(Source records)
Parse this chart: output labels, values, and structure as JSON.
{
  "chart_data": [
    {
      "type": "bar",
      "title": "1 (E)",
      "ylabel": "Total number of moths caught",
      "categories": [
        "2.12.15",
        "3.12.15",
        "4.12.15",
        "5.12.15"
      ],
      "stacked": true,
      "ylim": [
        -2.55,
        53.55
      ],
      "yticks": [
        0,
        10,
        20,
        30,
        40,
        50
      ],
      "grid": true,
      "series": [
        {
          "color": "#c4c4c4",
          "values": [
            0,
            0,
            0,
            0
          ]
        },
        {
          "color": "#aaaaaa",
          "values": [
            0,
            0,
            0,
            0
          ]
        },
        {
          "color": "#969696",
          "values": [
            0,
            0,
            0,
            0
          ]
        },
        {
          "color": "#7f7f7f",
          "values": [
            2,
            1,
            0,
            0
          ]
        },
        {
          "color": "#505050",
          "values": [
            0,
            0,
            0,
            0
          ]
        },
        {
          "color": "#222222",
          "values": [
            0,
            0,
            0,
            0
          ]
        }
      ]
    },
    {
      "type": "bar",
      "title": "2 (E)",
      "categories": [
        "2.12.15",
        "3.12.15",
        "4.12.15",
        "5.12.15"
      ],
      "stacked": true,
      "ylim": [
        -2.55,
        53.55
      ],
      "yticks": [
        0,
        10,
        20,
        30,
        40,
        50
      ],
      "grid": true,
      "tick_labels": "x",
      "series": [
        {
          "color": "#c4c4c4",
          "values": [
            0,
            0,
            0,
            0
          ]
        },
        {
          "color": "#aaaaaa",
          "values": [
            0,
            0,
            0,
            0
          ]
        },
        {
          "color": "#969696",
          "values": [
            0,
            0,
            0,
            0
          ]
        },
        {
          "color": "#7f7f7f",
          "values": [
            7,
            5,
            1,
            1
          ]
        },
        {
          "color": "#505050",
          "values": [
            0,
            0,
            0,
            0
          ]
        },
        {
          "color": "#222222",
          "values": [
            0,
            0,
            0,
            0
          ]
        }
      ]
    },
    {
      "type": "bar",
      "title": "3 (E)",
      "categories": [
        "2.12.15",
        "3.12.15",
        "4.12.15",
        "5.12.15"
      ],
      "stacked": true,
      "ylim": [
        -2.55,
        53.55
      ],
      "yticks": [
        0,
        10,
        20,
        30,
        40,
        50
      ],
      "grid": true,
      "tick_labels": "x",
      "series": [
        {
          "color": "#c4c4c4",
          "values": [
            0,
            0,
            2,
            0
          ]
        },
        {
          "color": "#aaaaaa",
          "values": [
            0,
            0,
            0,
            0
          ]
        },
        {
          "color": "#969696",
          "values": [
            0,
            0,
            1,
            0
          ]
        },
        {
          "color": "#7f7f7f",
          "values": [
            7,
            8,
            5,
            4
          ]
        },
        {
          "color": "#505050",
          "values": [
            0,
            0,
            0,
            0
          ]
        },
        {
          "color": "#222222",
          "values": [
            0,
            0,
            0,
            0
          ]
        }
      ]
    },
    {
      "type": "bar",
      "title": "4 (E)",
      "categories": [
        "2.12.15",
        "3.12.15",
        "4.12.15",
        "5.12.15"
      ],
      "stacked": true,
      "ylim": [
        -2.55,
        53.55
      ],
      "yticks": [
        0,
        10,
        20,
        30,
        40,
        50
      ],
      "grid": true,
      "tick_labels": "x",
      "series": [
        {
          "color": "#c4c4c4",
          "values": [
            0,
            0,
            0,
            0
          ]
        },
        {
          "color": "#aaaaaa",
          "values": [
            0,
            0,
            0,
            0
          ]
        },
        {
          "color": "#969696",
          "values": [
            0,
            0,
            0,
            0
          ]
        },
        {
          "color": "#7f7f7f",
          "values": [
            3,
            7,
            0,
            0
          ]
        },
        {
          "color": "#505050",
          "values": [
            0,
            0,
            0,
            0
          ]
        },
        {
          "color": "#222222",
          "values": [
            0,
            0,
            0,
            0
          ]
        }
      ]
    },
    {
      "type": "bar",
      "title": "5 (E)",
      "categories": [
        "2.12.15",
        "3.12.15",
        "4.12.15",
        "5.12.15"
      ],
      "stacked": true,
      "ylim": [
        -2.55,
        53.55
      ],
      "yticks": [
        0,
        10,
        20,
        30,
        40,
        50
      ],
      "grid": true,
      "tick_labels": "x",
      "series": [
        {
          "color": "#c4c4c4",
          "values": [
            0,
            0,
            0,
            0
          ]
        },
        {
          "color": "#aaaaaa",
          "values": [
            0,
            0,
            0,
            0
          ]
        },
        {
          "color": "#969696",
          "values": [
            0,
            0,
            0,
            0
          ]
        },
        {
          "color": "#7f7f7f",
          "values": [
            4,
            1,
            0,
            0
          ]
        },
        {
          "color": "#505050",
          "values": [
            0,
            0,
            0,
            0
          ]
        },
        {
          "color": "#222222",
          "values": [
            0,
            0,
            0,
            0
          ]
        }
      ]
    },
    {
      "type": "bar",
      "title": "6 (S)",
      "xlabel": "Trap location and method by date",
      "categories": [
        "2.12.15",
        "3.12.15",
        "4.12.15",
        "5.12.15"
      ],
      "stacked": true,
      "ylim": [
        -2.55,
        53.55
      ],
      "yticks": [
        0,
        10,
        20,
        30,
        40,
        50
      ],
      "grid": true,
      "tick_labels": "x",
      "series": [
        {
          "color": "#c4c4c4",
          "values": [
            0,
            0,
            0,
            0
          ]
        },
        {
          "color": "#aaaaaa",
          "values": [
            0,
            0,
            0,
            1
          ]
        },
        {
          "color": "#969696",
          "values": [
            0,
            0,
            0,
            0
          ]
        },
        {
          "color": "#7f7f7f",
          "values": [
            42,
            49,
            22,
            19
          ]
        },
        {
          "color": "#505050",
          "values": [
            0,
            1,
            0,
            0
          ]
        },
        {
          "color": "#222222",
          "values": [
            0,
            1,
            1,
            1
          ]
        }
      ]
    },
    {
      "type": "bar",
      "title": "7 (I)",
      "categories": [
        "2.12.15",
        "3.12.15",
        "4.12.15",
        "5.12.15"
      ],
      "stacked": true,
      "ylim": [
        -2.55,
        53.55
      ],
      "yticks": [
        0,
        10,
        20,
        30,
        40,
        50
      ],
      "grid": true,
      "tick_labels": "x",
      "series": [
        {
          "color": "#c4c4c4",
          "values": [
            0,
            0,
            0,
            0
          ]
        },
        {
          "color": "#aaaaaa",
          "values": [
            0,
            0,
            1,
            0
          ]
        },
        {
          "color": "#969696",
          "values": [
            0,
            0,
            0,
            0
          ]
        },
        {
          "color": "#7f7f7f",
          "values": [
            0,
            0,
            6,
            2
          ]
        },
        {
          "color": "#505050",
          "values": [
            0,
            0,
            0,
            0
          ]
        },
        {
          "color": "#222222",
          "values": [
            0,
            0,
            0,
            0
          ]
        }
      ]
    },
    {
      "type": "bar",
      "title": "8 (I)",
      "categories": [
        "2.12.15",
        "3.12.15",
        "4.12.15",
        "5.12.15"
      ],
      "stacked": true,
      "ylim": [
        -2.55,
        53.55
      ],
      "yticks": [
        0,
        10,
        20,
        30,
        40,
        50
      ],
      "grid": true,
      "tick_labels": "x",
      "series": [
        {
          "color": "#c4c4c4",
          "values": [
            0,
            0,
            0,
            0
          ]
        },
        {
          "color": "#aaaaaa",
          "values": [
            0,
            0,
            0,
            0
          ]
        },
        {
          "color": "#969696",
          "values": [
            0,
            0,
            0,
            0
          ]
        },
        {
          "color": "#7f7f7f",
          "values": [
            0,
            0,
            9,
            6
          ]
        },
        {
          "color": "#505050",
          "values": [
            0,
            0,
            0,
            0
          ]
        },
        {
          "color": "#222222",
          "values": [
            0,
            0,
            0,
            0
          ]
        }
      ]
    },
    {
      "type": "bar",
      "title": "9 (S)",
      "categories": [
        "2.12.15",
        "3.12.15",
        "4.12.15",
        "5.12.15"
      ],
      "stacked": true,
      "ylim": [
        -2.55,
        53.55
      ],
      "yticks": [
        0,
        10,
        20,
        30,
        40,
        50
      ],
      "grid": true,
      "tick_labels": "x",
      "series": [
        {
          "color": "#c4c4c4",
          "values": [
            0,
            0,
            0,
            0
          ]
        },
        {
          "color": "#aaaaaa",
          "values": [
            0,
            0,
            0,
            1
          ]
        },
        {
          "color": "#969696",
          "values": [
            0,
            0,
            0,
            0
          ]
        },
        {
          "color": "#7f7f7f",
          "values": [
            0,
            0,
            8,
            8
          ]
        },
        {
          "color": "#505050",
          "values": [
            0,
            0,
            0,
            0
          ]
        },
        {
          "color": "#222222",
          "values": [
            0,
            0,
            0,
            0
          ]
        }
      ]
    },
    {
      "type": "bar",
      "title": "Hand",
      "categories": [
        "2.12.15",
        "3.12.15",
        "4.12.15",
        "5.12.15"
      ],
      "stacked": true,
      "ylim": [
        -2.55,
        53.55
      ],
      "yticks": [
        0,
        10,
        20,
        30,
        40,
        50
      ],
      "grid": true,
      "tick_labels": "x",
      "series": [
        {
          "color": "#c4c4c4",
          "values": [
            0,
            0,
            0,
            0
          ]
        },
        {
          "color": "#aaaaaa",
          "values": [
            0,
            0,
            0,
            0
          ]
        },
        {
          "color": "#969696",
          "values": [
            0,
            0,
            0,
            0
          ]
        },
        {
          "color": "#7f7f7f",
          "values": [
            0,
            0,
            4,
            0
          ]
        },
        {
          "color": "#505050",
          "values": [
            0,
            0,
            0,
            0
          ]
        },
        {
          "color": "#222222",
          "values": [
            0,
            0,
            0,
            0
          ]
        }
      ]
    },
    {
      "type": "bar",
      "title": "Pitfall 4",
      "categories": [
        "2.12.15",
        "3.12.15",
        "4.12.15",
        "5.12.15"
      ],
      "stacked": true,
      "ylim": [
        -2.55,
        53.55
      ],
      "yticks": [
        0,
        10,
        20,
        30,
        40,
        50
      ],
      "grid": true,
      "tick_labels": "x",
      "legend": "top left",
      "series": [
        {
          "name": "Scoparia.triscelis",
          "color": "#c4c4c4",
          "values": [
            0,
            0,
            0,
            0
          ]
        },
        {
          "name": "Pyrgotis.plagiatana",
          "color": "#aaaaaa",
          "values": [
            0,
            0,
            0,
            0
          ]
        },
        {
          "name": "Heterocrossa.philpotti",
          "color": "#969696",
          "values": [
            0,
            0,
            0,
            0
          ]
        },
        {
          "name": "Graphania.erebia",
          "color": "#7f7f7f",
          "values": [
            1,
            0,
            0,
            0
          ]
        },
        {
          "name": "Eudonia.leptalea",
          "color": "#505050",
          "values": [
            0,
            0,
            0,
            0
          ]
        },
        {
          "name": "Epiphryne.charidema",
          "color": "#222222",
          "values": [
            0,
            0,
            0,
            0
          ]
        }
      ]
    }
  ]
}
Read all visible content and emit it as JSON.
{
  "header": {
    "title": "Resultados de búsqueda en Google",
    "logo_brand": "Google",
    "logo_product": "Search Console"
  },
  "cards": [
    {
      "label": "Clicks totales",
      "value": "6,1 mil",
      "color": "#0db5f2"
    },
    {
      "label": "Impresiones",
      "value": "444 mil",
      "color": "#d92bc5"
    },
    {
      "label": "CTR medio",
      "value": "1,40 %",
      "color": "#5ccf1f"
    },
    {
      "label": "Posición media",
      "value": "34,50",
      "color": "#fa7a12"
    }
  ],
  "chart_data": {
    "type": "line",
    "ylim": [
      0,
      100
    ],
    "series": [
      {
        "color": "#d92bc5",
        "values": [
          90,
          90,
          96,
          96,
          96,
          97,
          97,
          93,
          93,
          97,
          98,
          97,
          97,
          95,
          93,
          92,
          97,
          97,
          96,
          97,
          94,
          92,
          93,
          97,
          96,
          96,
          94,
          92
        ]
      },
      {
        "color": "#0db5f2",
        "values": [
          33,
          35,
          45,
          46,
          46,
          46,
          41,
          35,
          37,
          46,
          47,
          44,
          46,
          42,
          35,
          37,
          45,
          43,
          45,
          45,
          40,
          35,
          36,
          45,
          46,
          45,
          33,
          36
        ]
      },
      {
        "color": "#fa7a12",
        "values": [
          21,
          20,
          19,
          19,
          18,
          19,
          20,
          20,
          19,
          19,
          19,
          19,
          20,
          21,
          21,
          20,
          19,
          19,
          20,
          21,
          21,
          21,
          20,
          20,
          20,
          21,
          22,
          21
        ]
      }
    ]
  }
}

- Exercise task -
Among the lines of the records above, count those holding the string "title", and report only the number.

- Solution to the problem -
12